→ Problem to solve:
All of the lines below are to be printed again exactly; images are excluded from the output.

→ Supplied material:
============================================================
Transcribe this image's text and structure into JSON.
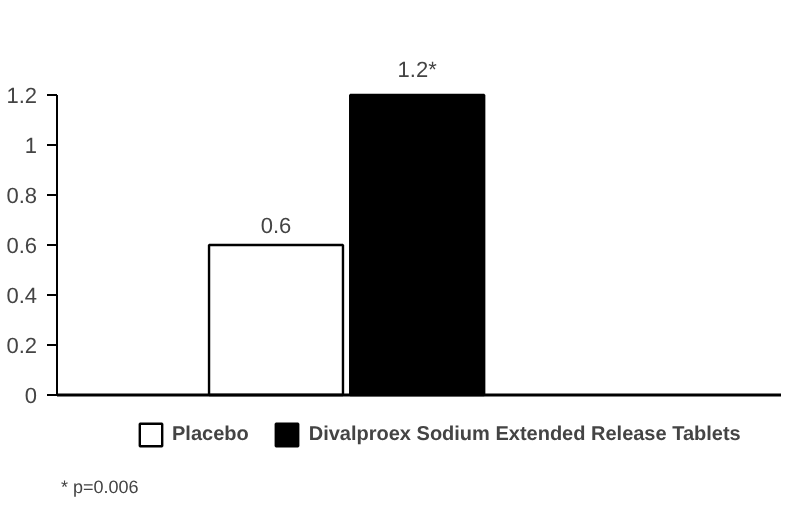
{
  "chart_data": {
    "type": "bar",
    "categories": [
      null
    ],
    "series": [
      {
        "name": "Placebo",
        "color": "#ffffff",
        "values": [
          0.6
        ],
        "value_labels": [
          "0.6"
        ]
      },
      {
        "name": "Divalproex Sodium Extended Release Tablets",
        "color": "#000000",
        "values": [
          1.2
        ],
        "value_labels": [
          "1.2*"
        ]
      }
    ],
    "ylim": [
      0,
      1.2
    ],
    "yticks": [
      0,
      0.2,
      0.4,
      0.6,
      0.8,
      1,
      1.2
    ],
    "grid": false,
    "legend": "bottom",
    "tick_labels": "y",
    "annotations": [
      "* p=0.006"
    ]
  }
}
============================================================
→ Reply to the task:
Transcribe this image's text and structure into JSON.
{
  "chart_data": {
    "type": "bar",
    "categories": [
      null
    ],
    "series": [
      {
        "name": "Placebo",
        "color": "#ffffff",
        "values": [
          0.6
        ],
        "value_labels": [
          "0.6"
        ]
      },
      {
        "name": "Divalproex Sodium Extended Release Tablets",
        "color": "#000000",
        "values": [
          1.2
        ],
        "value_labels": [
          "1.2*"
        ]
      }
    ],
    "ylim": [
      0,
      1.2
    ],
    "yticks": [
      0,
      0.2,
      0.4,
      0.6,
      0.8,
      1,
      1.2
    ],
    "grid": false,
    "legend": "bottom",
    "tick_labels": "y",
    "annotations": [
      "* p=0.006"
    ]
  }
}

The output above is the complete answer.